Count each line in which the word "Улан" appears. Reply with the total and nothing more.

- RECORDS FOR THIS TASK

:::::

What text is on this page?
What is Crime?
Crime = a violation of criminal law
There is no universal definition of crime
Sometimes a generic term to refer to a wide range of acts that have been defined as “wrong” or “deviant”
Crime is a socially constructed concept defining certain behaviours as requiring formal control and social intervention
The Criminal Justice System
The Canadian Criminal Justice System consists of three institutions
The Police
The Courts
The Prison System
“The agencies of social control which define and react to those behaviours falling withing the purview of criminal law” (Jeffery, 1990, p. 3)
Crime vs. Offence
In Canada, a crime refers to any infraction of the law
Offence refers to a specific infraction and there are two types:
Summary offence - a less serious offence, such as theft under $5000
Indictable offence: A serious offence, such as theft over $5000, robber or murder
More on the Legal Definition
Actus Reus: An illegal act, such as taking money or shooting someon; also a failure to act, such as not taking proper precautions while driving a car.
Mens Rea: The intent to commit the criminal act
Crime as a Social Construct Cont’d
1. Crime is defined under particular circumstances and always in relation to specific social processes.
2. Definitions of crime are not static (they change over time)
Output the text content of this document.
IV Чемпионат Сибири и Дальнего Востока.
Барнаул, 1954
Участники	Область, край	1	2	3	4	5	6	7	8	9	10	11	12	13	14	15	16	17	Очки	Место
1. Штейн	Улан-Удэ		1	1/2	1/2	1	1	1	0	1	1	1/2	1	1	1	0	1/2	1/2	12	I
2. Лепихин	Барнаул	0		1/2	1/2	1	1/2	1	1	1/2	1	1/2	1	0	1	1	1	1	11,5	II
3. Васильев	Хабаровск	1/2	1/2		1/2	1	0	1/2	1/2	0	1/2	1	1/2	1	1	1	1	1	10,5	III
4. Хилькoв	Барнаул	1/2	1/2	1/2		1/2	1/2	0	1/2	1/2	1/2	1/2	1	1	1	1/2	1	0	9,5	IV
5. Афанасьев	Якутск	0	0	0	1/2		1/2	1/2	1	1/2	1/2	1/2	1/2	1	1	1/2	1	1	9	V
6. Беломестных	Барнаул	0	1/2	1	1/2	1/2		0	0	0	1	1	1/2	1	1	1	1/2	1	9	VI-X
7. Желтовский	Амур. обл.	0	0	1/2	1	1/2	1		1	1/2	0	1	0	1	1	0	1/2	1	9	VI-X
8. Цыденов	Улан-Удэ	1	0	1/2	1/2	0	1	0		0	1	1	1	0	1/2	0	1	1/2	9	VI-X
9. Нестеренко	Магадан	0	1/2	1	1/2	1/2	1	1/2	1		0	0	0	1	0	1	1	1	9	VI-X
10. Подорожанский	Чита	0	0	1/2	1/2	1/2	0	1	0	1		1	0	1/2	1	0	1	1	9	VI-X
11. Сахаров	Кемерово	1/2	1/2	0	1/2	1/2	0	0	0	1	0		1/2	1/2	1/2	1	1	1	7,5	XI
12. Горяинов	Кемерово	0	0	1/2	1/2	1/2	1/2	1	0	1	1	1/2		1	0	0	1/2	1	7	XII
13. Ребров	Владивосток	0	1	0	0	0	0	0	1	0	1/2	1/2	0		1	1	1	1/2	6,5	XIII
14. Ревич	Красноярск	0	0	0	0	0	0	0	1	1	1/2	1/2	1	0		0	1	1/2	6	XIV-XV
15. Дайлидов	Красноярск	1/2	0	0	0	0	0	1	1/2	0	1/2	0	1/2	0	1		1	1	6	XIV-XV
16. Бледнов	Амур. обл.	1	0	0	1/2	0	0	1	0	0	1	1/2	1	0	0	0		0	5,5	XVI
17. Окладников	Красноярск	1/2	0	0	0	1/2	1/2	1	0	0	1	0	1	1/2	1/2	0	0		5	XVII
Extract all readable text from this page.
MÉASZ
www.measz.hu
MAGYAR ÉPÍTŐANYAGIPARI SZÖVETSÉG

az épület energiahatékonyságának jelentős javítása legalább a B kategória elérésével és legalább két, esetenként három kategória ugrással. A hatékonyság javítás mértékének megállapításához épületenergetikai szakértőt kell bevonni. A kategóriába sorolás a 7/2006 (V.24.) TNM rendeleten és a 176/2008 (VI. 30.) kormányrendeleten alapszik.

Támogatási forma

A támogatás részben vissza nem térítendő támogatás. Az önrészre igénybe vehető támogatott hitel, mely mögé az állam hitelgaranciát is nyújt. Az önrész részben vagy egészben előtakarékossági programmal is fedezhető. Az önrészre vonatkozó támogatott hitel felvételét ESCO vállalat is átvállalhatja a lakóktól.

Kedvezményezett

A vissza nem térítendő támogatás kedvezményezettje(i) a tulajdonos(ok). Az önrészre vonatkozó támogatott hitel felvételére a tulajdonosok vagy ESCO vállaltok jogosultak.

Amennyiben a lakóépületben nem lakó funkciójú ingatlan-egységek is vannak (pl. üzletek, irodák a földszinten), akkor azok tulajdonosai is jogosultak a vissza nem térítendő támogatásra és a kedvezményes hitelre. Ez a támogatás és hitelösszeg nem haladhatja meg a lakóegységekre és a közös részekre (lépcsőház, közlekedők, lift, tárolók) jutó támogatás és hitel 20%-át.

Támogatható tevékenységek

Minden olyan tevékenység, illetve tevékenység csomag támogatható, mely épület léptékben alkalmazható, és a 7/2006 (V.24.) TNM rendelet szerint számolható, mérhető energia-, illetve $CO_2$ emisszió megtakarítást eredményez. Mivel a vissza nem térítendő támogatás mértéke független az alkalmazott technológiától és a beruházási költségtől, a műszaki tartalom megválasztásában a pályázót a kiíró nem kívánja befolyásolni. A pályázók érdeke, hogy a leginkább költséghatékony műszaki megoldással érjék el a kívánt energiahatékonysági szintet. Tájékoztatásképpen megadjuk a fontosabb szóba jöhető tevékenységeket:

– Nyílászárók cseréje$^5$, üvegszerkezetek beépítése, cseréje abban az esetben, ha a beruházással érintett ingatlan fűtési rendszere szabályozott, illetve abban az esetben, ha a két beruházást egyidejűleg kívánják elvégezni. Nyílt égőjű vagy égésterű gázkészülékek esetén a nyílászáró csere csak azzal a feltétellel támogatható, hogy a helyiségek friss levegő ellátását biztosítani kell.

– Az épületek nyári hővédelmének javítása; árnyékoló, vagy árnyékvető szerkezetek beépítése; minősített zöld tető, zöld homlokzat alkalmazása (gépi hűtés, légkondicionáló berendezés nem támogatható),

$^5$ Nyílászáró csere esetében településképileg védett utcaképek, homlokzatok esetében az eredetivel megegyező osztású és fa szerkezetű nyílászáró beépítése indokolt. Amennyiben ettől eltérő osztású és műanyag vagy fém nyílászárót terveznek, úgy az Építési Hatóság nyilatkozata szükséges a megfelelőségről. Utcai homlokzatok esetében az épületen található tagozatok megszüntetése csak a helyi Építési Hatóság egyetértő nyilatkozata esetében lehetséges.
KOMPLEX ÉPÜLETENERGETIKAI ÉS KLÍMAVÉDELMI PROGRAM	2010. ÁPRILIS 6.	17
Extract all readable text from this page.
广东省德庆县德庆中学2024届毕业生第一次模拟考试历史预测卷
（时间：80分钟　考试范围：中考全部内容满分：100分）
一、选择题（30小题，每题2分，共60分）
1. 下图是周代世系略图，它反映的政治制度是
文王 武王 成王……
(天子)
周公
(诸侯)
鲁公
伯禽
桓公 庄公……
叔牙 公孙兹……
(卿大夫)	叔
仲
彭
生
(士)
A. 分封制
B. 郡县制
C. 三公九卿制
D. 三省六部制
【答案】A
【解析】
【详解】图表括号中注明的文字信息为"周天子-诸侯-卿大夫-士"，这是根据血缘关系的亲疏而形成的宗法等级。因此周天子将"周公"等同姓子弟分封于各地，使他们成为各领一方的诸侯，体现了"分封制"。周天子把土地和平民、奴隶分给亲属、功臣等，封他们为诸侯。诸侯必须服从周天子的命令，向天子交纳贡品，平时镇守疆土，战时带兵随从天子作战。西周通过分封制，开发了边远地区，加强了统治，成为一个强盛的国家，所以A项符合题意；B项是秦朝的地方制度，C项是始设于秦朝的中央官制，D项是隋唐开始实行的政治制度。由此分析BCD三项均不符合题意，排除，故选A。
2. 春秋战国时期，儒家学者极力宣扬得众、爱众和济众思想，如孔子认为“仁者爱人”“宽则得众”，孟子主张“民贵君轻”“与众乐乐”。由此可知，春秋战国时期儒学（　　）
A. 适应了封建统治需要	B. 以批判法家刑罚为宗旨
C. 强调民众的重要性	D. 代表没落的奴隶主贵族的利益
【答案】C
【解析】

:::::

- SOLUTION TO THIS TASK
2